Data entries
────

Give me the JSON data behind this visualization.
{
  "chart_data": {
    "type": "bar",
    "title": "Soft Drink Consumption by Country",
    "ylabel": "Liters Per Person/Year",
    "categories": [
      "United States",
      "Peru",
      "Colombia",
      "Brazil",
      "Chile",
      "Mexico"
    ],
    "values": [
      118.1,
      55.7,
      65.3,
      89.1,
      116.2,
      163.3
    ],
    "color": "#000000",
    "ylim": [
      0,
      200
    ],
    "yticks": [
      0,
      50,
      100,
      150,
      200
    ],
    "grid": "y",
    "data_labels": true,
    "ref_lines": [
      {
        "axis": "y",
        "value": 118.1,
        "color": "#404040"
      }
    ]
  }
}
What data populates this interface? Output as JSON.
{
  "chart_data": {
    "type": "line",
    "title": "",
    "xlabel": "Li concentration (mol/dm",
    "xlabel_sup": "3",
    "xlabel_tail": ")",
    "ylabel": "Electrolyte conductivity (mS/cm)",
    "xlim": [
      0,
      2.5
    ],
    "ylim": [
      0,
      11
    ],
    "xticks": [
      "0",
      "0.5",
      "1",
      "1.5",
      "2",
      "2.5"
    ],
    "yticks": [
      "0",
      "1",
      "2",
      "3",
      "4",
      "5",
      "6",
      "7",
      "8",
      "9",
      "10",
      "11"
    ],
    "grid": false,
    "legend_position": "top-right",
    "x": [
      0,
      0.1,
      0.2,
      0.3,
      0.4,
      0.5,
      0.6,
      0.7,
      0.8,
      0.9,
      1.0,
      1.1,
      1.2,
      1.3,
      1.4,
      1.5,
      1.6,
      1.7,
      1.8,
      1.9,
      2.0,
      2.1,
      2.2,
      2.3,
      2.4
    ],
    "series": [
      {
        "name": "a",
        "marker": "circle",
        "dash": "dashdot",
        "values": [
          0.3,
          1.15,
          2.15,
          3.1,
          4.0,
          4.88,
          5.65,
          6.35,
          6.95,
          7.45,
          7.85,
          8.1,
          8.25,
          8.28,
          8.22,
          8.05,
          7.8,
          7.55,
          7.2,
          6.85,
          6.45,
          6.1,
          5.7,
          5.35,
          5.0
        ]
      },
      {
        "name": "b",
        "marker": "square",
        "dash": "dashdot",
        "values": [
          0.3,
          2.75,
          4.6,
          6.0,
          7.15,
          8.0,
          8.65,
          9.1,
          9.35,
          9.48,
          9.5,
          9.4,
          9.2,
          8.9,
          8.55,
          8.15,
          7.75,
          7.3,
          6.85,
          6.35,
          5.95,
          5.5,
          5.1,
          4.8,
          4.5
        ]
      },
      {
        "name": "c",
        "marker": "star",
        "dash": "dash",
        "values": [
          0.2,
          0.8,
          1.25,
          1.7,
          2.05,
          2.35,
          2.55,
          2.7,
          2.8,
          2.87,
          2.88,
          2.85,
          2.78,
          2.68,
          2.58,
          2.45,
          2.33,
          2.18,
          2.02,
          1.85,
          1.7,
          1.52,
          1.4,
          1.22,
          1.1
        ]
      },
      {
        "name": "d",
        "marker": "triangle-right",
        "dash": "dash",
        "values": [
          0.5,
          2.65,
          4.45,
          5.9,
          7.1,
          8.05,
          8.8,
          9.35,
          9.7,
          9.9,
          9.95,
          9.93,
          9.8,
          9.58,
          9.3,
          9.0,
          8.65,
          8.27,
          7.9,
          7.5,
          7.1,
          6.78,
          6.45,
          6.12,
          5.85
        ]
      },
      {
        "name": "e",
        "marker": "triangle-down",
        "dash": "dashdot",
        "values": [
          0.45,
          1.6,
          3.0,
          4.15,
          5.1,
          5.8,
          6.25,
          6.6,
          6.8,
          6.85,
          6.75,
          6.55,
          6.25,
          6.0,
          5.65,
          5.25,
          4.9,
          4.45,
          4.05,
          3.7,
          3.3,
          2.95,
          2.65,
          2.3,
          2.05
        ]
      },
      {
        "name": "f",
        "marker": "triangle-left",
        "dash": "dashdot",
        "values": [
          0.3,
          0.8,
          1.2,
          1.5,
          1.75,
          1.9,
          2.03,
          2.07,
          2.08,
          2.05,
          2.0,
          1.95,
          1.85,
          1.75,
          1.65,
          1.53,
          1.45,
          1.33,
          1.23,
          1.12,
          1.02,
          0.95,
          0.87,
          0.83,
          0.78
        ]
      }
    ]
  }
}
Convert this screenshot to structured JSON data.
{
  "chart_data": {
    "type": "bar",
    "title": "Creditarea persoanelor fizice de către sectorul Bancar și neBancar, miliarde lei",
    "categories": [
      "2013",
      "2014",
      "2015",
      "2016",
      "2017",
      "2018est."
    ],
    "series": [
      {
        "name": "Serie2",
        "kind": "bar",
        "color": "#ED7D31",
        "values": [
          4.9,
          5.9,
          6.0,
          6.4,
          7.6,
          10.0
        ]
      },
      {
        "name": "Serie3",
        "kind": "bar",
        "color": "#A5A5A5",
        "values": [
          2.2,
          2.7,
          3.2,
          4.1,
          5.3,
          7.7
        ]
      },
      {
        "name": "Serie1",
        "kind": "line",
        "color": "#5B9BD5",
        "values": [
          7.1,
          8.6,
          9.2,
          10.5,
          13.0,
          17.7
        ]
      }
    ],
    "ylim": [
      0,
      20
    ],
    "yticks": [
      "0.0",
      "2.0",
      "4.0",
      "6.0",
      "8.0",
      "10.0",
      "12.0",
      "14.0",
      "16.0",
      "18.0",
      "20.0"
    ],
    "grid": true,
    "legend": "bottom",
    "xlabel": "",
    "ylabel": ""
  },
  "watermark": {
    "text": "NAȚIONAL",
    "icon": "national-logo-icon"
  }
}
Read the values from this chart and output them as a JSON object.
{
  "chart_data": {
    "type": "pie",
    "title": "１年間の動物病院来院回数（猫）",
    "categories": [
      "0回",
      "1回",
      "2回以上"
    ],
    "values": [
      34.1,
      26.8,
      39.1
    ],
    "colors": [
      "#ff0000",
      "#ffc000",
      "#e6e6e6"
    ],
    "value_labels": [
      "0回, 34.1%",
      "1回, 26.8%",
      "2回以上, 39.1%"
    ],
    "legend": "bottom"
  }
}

────

_DIRECTIONS_
Return all lines of the material above in which the word "ylabel" occurs.

_CORRECT OUTPUT_
    "ylabel": "Liters Per Person/Year",
    "ylabel": "Electrolyte conductivity (mS/cm)",
    "ylabel": ""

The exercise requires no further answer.